Direction
Count how many lines contain the word "ylabel". Respond with the number alone.

Dataset rows about figures
* * * * * * *
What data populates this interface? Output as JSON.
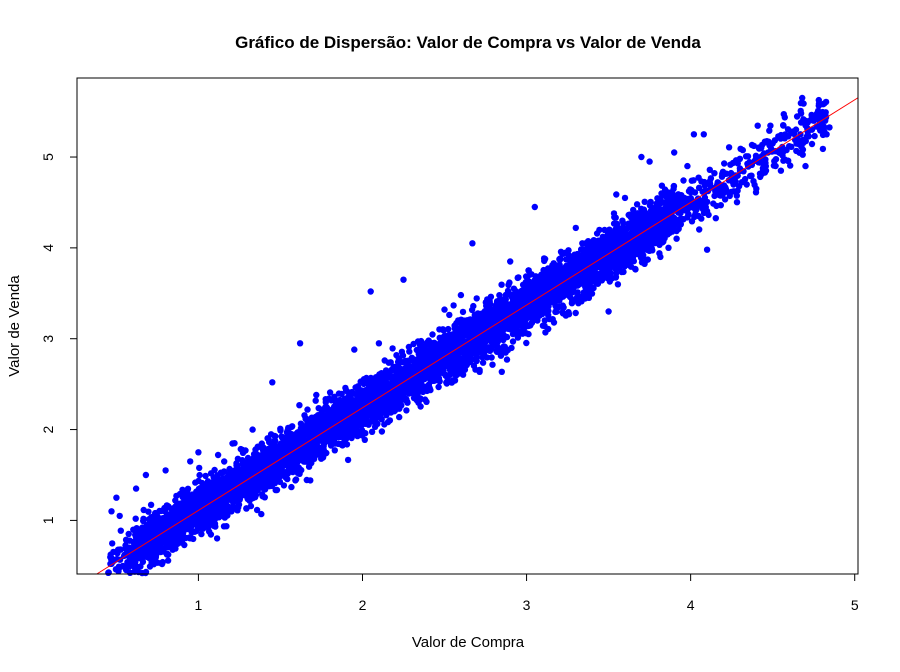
{
  "chart_data": {
    "type": "scatter",
    "title": "Gráfico de Dispersão: Valor de Compra vs Valor de Venda",
    "xlabel": "Valor de Compra",
    "ylabel": "Valor de Venda",
    "xlim": [
      0.26,
      5.02
    ],
    "ylim": [
      0.41,
      5.87
    ],
    "x_ticks": [
      "1",
      "2",
      "3",
      "4",
      "5"
    ],
    "y_ticks": [
      "1",
      "2",
      "3",
      "4",
      "5"
    ],
    "grid": false,
    "point_color": "#0000ff",
    "line_color": "#ff0000",
    "regression_line": {
      "intercept": -0.02,
      "slope": 1.13
    },
    "series": [
      {
        "point_cloud": {
          "x_range": [
            0.45,
            4.85
          ],
          "slope": 1.13,
          "intercept": -0.02,
          "spread_sd": 0.14,
          "count": 6000
        },
        "points": [
          [
            0.47,
            1.1
          ],
          [
            0.5,
            1.25
          ],
          [
            0.52,
            1.05
          ],
          [
            0.55,
            0.62
          ],
          [
            0.58,
            0.7
          ],
          [
            0.62,
            1.35
          ],
          [
            0.68,
            1.5
          ],
          [
            0.72,
            0.65
          ],
          [
            0.8,
            1.55
          ],
          [
            0.86,
            0.75
          ],
          [
            0.95,
            1.65
          ],
          [
            1.0,
            1.75
          ],
          [
            1.12,
            1.72
          ],
          [
            1.22,
            1.85
          ],
          [
            1.33,
            2.0
          ],
          [
            1.45,
            2.52
          ],
          [
            1.62,
            2.95
          ],
          [
            1.75,
            2.18
          ],
          [
            1.85,
            1.98
          ],
          [
            1.95,
            2.88
          ],
          [
            2.05,
            3.52
          ],
          [
            2.1,
            2.95
          ],
          [
            2.25,
            3.65
          ],
          [
            2.5,
            3.32
          ],
          [
            2.6,
            3.48
          ],
          [
            2.67,
            4.05
          ],
          [
            2.9,
            3.85
          ],
          [
            3.05,
            4.45
          ],
          [
            3.3,
            4.22
          ],
          [
            3.38,
            3.45
          ],
          [
            3.5,
            3.3
          ],
          [
            3.6,
            4.55
          ],
          [
            3.7,
            5.0
          ],
          [
            3.75,
            4.95
          ],
          [
            3.9,
            5.05
          ],
          [
            3.98,
            4.9
          ],
          [
            4.02,
            5.25
          ],
          [
            4.08,
            5.25
          ],
          [
            4.1,
            3.98
          ],
          [
            4.3,
            4.98
          ],
          [
            4.5,
            5.15
          ],
          [
            4.62,
            5.28
          ],
          [
            4.68,
            5.65
          ],
          [
            4.75,
            5.4
          ],
          [
            4.82,
            5.4
          ],
          [
            4.7,
            4.9
          ],
          [
            4.55,
            4.85
          ],
          [
            4.4,
            4.65
          ]
        ]
      }
    ]
  }
}
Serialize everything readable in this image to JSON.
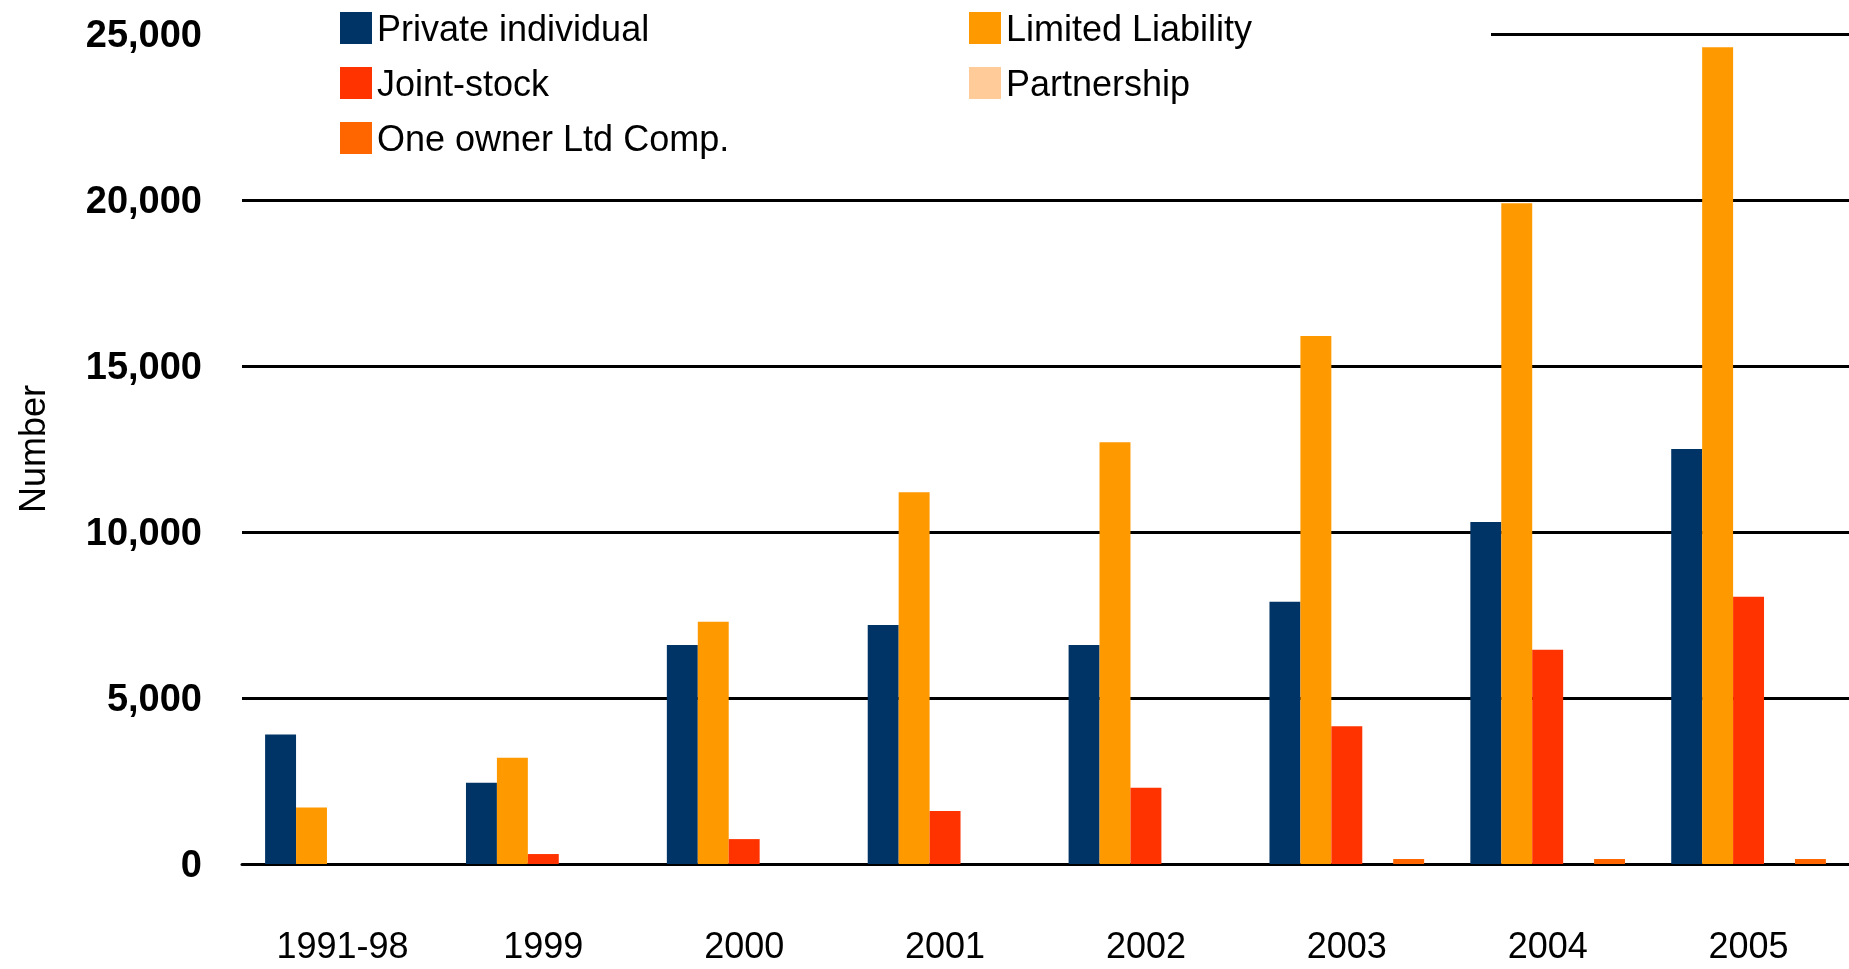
{
  "chart_data": {
    "type": "bar",
    "ylabel": "Number",
    "categories": [
      "1991-98",
      "1999",
      "2000",
      "2001",
      "2002",
      "2003",
      "2004",
      "2005"
    ],
    "series": [
      {
        "name": "Private individual",
        "color": "#003366",
        "values": [
          3900,
          2450,
          6600,
          7200,
          6600,
          7900,
          10300,
          12500
        ]
      },
      {
        "name": "Limited Liability",
        "color": "#ff9900",
        "values": [
          1700,
          3200,
          7300,
          11200,
          12700,
          15900,
          19900,
          24600
        ]
      },
      {
        "name": "Joint-stock",
        "color": "#ff3300",
        "values": [
          null,
          300,
          750,
          1600,
          2300,
          4150,
          6450,
          8050
        ]
      },
      {
        "name": "Partnership",
        "color": "#ffcc99",
        "values": [
          null,
          null,
          null,
          null,
          null,
          null,
          null,
          null
        ]
      },
      {
        "name": "One owner Ltd Comp.",
        "color": "#ff6600",
        "values": [
          null,
          null,
          null,
          null,
          null,
          150,
          150,
          150
        ]
      }
    ],
    "ylim": [
      0,
      25000
    ],
    "yticks": [
      0,
      {
        "value": 5000,
        "label": "5,000"
      },
      {
        "value": 10000,
        "label": "10,000"
      },
      {
        "value": 15000,
        "label": "15,000"
      },
      {
        "value": 20000,
        "label": "20,000"
      },
      {
        "value": 25000,
        "label": "25,000"
      }
    ],
    "grid": "y",
    "legend": "top"
  }
}
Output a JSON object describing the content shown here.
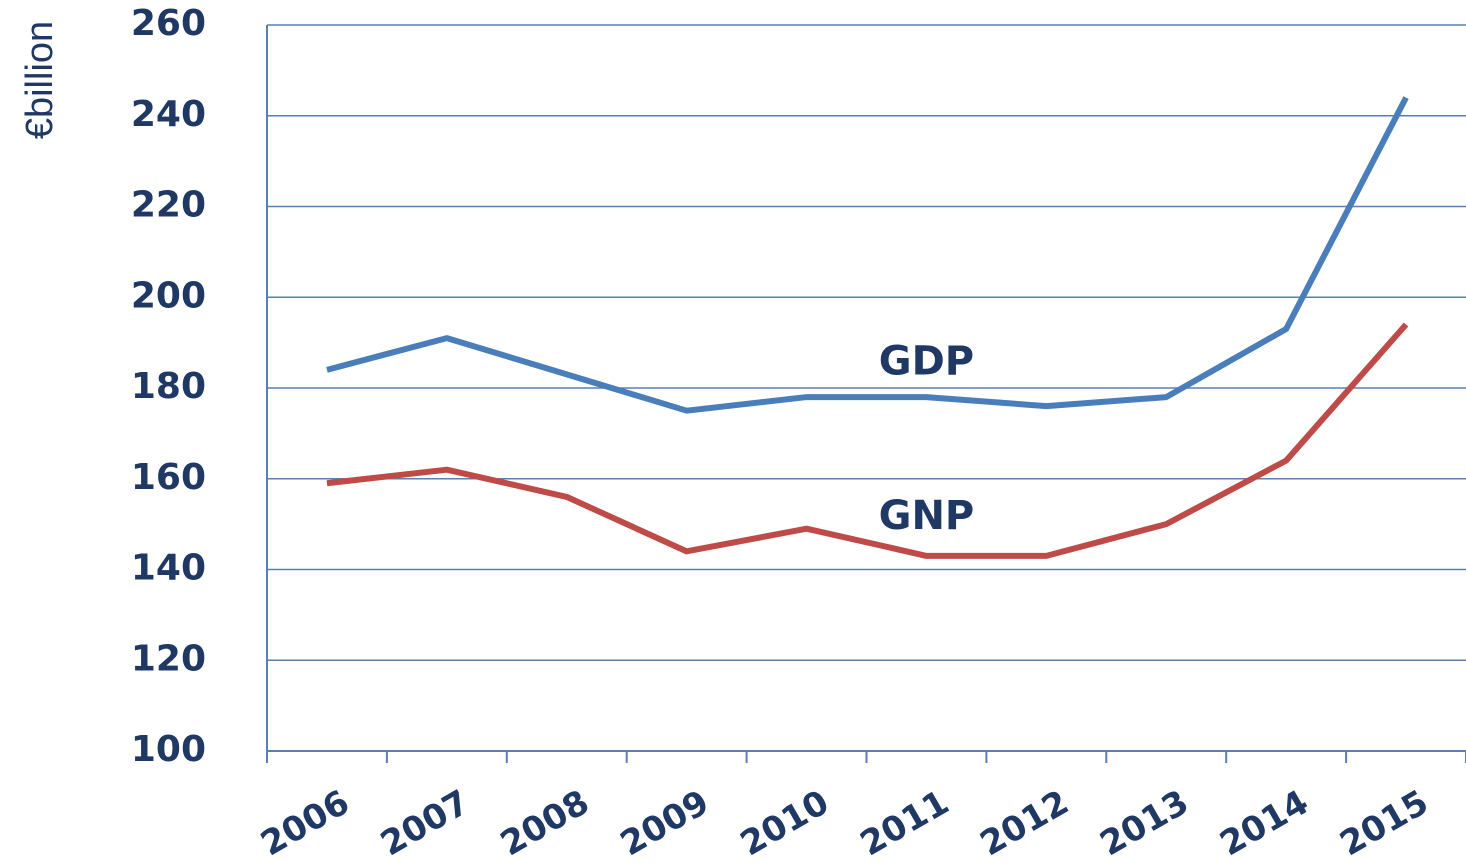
{
  "chart_data": {
    "type": "line",
    "y_label": "€billion",
    "categories": [
      "2006",
      "2007",
      "2008",
      "2009",
      "2010",
      "2011",
      "2012",
      "2013",
      "2014",
      "2015"
    ],
    "series": [
      {
        "name": "GDP",
        "color": "#4a7ebb",
        "values": [
          184,
          191,
          183,
          175,
          178,
          178,
          176,
          178,
          193,
          244
        ]
      },
      {
        "name": "GNP",
        "color": "#be4b48",
        "values": [
          159,
          162,
          156,
          144,
          149,
          143,
          143,
          150,
          164,
          194
        ]
      }
    ],
    "ylim": [
      100,
      260
    ],
    "yticks": [
      100,
      120,
      140,
      160,
      180,
      200,
      220,
      240,
      260
    ],
    "grid": true
  }
}
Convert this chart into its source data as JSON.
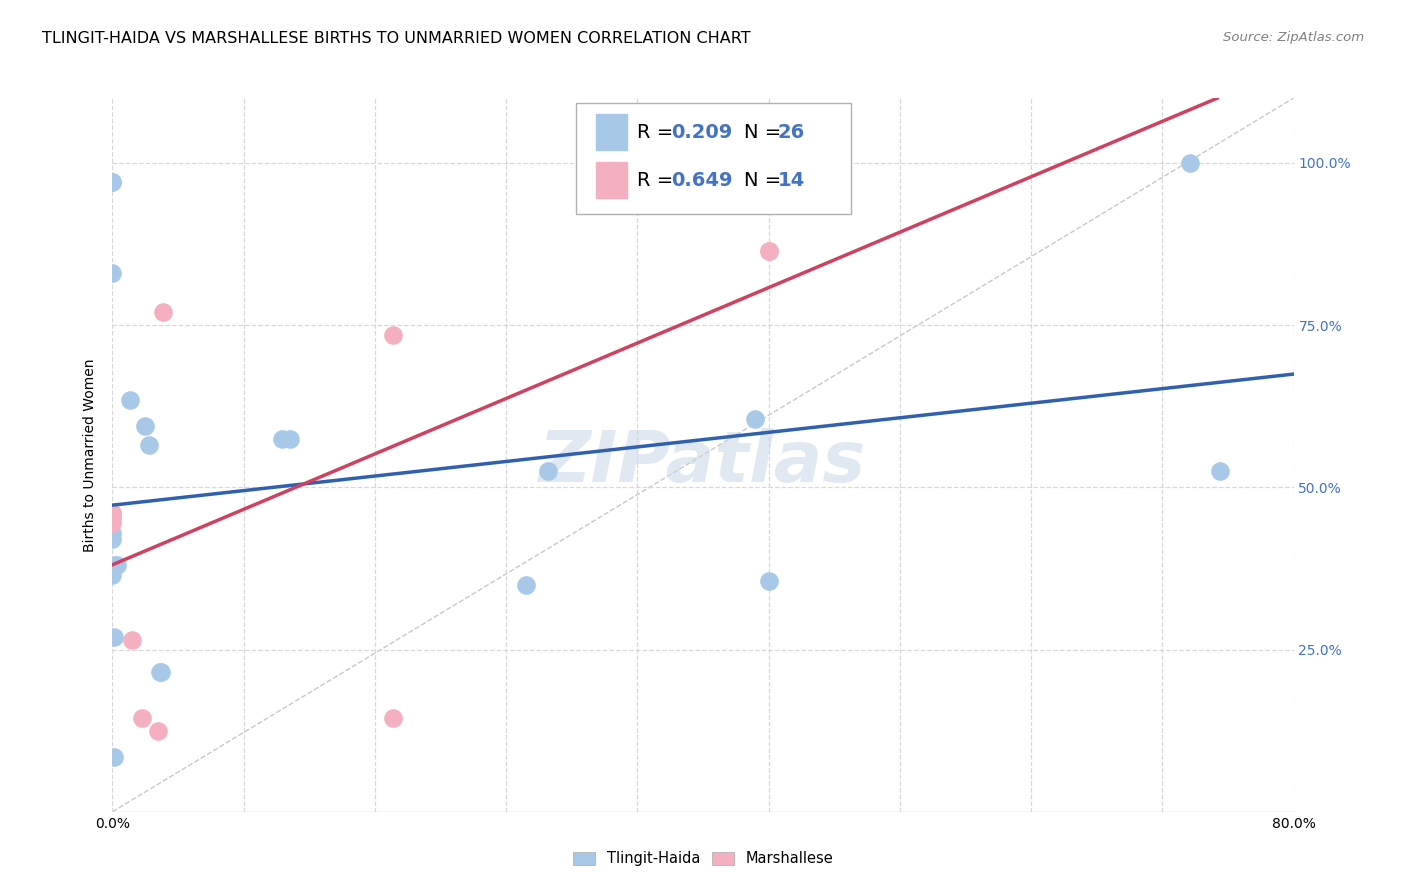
* * * * * * *
Reply
2